EXERCISE DESCRIPTION: Repeat the whole of the data, keeping every detail the same.

-- Start of LISTED RECORDS --

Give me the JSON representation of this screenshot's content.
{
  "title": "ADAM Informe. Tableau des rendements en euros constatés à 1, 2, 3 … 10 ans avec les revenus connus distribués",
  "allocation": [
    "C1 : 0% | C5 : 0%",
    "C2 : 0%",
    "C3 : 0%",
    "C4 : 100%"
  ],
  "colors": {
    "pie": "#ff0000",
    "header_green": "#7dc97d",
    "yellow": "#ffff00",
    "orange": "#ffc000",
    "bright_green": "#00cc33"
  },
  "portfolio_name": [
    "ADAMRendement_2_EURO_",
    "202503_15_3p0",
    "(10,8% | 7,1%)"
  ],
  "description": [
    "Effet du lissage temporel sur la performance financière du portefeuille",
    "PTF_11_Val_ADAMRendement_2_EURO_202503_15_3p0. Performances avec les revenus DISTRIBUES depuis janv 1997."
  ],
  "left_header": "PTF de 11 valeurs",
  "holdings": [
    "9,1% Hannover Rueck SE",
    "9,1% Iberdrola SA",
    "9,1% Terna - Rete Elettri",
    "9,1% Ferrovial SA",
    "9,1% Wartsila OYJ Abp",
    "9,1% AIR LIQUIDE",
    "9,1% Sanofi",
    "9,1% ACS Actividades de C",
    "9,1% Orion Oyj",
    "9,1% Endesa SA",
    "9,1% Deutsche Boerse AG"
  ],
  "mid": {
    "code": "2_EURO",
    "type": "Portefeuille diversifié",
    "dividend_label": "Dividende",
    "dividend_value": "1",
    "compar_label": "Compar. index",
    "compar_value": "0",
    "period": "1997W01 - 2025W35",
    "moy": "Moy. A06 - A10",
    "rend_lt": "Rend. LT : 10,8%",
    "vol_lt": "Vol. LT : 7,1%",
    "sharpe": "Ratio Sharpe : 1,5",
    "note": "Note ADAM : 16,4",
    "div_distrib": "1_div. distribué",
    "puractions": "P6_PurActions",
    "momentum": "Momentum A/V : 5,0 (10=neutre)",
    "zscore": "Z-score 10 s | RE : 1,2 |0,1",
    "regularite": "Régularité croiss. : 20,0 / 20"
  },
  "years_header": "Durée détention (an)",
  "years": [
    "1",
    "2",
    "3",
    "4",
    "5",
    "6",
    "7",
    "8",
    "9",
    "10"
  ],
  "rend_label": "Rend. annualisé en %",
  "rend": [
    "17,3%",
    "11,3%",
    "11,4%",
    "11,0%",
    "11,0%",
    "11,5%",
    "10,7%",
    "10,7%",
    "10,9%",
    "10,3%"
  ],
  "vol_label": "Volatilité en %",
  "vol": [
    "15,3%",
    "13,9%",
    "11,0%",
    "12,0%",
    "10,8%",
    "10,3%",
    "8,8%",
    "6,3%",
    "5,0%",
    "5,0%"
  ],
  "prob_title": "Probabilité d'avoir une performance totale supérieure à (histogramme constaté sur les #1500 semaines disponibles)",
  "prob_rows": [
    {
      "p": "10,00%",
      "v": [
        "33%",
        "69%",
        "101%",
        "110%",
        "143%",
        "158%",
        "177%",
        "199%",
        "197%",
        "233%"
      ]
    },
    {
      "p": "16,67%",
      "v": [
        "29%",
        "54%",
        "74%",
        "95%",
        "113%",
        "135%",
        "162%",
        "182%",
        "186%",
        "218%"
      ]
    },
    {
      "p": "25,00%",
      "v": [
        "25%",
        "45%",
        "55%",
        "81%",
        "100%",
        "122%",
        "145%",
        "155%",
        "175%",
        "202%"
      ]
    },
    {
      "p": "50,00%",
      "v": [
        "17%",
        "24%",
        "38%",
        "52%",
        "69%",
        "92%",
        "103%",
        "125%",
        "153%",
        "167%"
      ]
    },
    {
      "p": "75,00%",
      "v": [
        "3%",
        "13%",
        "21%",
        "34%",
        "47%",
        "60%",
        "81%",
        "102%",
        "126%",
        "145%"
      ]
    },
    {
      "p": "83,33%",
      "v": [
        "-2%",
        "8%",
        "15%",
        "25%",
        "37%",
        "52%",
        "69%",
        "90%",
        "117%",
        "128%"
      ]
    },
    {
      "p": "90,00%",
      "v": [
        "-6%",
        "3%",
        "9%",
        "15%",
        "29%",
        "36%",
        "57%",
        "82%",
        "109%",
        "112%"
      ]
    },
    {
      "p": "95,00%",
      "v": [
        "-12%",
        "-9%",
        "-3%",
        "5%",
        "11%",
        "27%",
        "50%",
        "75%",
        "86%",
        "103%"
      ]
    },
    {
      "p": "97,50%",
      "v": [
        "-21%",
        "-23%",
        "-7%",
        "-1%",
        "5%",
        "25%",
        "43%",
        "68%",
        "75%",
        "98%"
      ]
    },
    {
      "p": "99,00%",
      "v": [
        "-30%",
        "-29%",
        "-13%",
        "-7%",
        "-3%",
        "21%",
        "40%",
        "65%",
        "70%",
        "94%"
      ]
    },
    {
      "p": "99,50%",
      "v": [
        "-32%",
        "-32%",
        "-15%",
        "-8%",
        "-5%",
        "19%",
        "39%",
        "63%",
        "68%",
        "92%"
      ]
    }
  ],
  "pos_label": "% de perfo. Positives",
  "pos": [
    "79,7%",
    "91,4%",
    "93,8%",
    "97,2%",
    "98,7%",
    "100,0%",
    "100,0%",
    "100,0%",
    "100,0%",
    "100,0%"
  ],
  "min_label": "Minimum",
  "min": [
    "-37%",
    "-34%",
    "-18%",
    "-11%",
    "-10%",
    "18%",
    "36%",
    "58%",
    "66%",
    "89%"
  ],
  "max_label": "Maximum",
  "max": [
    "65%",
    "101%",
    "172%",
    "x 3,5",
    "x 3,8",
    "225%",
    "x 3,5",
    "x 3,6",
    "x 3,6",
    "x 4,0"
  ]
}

-- End of LISTED RECORDS --

WRITTEN RESPONSE:
Give me the JSON representation of this screenshot's content.
{
  "title": "ADAM Informe. Tableau des rendements en euros constatés à 1, 2, 3 … 10 ans avec les revenus connus distribués",
  "allocation": [
    "C1 : 0% | C5 : 0%",
    "C2 : 0%",
    "C3 : 0%",
    "C4 : 100%"
  ],
  "colors": {
    "pie": "#ff0000",
    "header_green": "#7dc97d",
    "yellow": "#ffff00",
    "orange": "#ffc000",
    "bright_green": "#00cc33"
  },
  "portfolio_name": [
    "ADAMRendement_2_EURO_",
    "202503_15_3p0",
    "(10,8% | 7,1%)"
  ],
  "description": [
    "Effet du lissage temporel sur la performance financière du portefeuille",
    "PTF_11_Val_ADAMRendement_2_EURO_202503_15_3p0. Performances avec les revenus DISTRIBUES depuis janv 1997."
  ],
  "left_header": "PTF de 11 valeurs",
  "holdings": [
    "9,1% Hannover Rueck SE",
    "9,1% Iberdrola SA",
    "9,1% Terna - Rete Elettri",
    "9,1% Ferrovial SA",
    "9,1% Wartsila OYJ Abp",
    "9,1% AIR LIQUIDE",
    "9,1% Sanofi",
    "9,1% ACS Actividades de C",
    "9,1% Orion Oyj",
    "9,1% Endesa SA",
    "9,1% Deutsche Boerse AG"
  ],
  "mid": {
    "code": "2_EURO",
    "type": "Portefeuille diversifié",
    "dividend_label": "Dividende",
    "dividend_value": "1",
    "compar_label": "Compar. index",
    "compar_value": "0",
    "period": "1997W01 - 2025W35",
    "moy": "Moy. A06 - A10",
    "rend_lt": "Rend. LT : 10,8%",
    "vol_lt": "Vol. LT : 7,1%",
    "sharpe": "Ratio Sharpe : 1,5",
    "note": "Note ADAM : 16,4",
    "div_distrib": "1_div. distribué",
    "puractions": "P6_PurActions",
    "momentum": "Momentum A/V : 5,0 (10=neutre)",
    "zscore": "Z-score 10 s | RE : 1,2 |0,1",
    "regularite": "Régularité croiss. : 20,0 / 20"
  },
  "years_header": "Durée détention (an)",
  "years": [
    "1",
    "2",
    "3",
    "4",
    "5",
    "6",
    "7",
    "8",
    "9",
    "10"
  ],
  "rend_label": "Rend. annualisé en %",
  "rend": [
    "17,3%",
    "11,3%",
    "11,4%",
    "11,0%",
    "11,0%",
    "11,5%",
    "10,7%",
    "10,7%",
    "10,9%",
    "10,3%"
  ],
  "vol_label": "Volatilité en %",
  "vol": [
    "15,3%",
    "13,9%",
    "11,0%",
    "12,0%",
    "10,8%",
    "10,3%",
    "8,8%",
    "6,3%",
    "5,0%",
    "5,0%"
  ],
  "prob_title": "Probabilité d'avoir une performance totale supérieure à (histogramme constaté sur les #1500 semaines disponibles)",
  "prob_rows": [
    {
      "p": "10,00%",
      "v": [
        "33%",
        "69%",
        "101%",
        "110%",
        "143%",
        "158%",
        "177%",
        "199%",
        "197%",
        "233%"
      ]
    },
    {
      "p": "16,67%",
      "v": [
        "29%",
        "54%",
        "74%",
        "95%",
        "113%",
        "135%",
        "162%",
        "182%",
        "186%",
        "218%"
      ]
    },
    {
      "p": "25,00%",
      "v": [
        "25%",
        "45%",
        "55%",
        "81%",
        "100%",
        "122%",
        "145%",
        "155%",
        "175%",
        "202%"
      ]
    },
    {
      "p": "50,00%",
      "v": [
        "17%",
        "24%",
        "38%",
        "52%",
        "69%",
        "92%",
        "103%",
        "125%",
        "153%",
        "167%"
      ]
    },
    {
      "p": "75,00%",
      "v": [
        "3%",
        "13%",
        "21%",
        "34%",
        "47%",
        "60%",
        "81%",
        "102%",
        "126%",
        "145%"
      ]
    },
    {
      "p": "83,33%",
      "v": [
        "-2%",
        "8%",
        "15%",
        "25%",
        "37%",
        "52%",
        "69%",
        "90%",
        "117%",
        "128%"
      ]
    },
    {
      "p": "90,00%",
      "v": [
        "-6%",
        "3%",
        "9%",
        "15%",
        "29%",
        "36%",
        "57%",
        "82%",
        "109%",
        "112%"
      ]
    },
    {
      "p": "95,00%",
      "v": [
        "-12%",
        "-9%",
        "-3%",
        "5%",
        "11%",
        "27%",
        "50%",
        "75%",
        "86%",
        "103%"
      ]
    },
    {
      "p": "97,50%",
      "v": [
        "-21%",
        "-23%",
        "-7%",
        "-1%",
        "5%",
        "25%",
        "43%",
        "68%",
        "75%",
        "98%"
      ]
    },
    {
      "p": "99,00%",
      "v": [
        "-30%",
        "-29%",
        "-13%",
        "-7%",
        "-3%",
        "21%",
        "40%",
        "65%",
        "70%",
        "94%"
      ]
    },
    {
      "p": "99,50%",
      "v": [
        "-32%",
        "-32%",
        "-15%",
        "-8%",
        "-5%",
        "19%",
        "39%",
        "63%",
        "68%",
        "92%"
      ]
    }
  ],
  "pos_label": "% de perfo. Positives",
  "pos": [
    "79,7%",
    "91,4%",
    "93,8%",
    "97,2%",
    "98,7%",
    "100,0%",
    "100,0%",
    "100,0%",
    "100,0%",
    "100,0%"
  ],
  "min_label": "Minimum",
  "min": [
    "-37%",
    "-34%",
    "-18%",
    "-11%",
    "-10%",
    "18%",
    "36%",
    "58%",
    "66%",
    "89%"
  ],
  "max_label": "Maximum",
  "max": [
    "65%",
    "101%",
    "172%",
    "x 3,5",
    "x 3,8",
    "225%",
    "x 3,5",
    "x 3,6",
    "x 3,6",
    "x 4,0"
  ]
}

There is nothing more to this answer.